(Dataset entries)
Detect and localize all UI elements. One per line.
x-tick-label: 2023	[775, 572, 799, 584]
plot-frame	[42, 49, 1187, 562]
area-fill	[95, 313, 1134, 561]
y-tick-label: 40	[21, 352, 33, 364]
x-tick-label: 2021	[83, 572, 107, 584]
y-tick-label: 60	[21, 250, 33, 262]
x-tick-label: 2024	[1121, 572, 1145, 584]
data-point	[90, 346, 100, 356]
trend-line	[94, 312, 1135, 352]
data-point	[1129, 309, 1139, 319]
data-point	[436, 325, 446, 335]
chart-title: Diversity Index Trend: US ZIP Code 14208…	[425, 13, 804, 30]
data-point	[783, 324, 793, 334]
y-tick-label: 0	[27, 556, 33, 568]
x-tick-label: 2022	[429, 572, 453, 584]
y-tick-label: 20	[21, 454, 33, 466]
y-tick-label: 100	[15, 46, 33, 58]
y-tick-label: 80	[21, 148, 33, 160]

---

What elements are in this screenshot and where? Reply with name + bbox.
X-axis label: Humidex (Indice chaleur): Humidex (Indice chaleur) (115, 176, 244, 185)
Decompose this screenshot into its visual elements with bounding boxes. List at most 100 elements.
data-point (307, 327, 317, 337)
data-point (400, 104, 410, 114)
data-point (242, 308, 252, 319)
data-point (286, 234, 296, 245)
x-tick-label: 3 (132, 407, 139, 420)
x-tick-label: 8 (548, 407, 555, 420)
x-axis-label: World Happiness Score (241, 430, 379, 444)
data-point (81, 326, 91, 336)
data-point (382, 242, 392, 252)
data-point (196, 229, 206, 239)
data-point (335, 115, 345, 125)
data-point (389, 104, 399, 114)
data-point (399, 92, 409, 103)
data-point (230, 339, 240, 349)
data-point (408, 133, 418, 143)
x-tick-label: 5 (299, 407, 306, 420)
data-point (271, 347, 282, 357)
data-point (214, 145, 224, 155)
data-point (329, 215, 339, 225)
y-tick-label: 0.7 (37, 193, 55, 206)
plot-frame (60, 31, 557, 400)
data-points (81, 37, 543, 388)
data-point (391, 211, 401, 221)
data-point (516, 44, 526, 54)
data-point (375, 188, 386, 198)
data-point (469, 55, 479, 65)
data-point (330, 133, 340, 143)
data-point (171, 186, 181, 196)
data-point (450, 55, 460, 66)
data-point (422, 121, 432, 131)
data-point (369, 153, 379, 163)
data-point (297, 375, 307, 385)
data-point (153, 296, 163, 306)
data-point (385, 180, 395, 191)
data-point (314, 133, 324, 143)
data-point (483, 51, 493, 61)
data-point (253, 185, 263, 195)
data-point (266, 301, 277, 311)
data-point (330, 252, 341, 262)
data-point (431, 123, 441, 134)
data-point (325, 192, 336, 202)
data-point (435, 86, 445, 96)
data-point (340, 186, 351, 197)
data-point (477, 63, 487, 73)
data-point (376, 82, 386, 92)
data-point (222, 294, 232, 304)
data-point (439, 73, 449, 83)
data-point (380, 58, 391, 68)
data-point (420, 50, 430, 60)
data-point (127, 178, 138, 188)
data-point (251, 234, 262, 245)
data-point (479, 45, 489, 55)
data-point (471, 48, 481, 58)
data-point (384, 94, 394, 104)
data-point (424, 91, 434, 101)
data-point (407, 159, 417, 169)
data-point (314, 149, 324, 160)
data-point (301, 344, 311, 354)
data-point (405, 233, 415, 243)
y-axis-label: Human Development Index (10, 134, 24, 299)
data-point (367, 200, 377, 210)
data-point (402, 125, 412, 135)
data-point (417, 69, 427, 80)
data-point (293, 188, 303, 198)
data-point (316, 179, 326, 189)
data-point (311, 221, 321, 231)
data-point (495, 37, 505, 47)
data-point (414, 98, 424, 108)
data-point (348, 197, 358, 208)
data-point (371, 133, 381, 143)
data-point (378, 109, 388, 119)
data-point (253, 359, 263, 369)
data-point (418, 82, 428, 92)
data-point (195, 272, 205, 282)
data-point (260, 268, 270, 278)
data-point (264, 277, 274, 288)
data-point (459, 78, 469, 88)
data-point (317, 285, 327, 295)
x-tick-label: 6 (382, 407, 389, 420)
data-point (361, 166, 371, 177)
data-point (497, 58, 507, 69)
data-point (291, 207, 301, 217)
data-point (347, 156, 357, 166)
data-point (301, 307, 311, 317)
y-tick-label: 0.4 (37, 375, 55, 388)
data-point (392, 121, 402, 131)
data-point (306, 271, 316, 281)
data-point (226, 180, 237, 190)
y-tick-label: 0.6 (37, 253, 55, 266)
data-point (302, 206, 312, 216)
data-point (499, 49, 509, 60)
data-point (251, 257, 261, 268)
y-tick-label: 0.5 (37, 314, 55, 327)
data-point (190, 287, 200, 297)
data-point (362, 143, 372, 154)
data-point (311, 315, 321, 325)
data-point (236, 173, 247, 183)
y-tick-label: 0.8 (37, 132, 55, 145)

*TO DO*. Edit the entries from the line with "What elements are" to the line with "data-point (369, 153, 379, 163)", swapping "x-tick-label" for "x-axis-tick" and leaving everything else as it is. Return only those lines.

*WRITTEN SOLUTION*.
What elements are in this screenshot and where? Reply with name + bbox.
X-axis label: Humidex (Indice chaleur): Humidex (Indice chaleur) (115, 176, 244, 185)
Decompose this screenshot into its visual elements with bounding boxes. List at most 100 elements.
data-point (307, 327, 317, 337)
data-point (400, 104, 410, 114)
data-point (242, 308, 252, 319)
data-point (286, 234, 296, 245)
x-axis-tick: 3 (132, 407, 139, 420)
x-axis-tick: 8 (548, 407, 555, 420)
x-axis-label: World Happiness Score (241, 430, 379, 444)
data-point (81, 326, 91, 336)
data-point (382, 242, 392, 252)
data-point (196, 229, 206, 239)
data-point (335, 115, 345, 125)
data-point (389, 104, 399, 114)
data-point (399, 92, 409, 103)
data-point (230, 339, 240, 349)
data-point (408, 133, 418, 143)
x-axis-tick: 5 (299, 407, 306, 420)
data-point (271, 347, 282, 357)
data-point (214, 145, 224, 155)
data-point (329, 215, 339, 225)
y-tick-label: 0.7 (37, 193, 55, 206)
plot-frame (60, 31, 557, 400)
data-points (81, 37, 543, 388)
data-point (391, 211, 401, 221)
data-point (516, 44, 526, 54)
data-point (375, 188, 386, 198)
data-point (469, 55, 479, 65)
data-point (330, 133, 340, 143)
data-point (171, 186, 181, 196)
data-point (450, 55, 460, 66)
data-point (422, 121, 432, 131)
data-point (369, 153, 379, 163)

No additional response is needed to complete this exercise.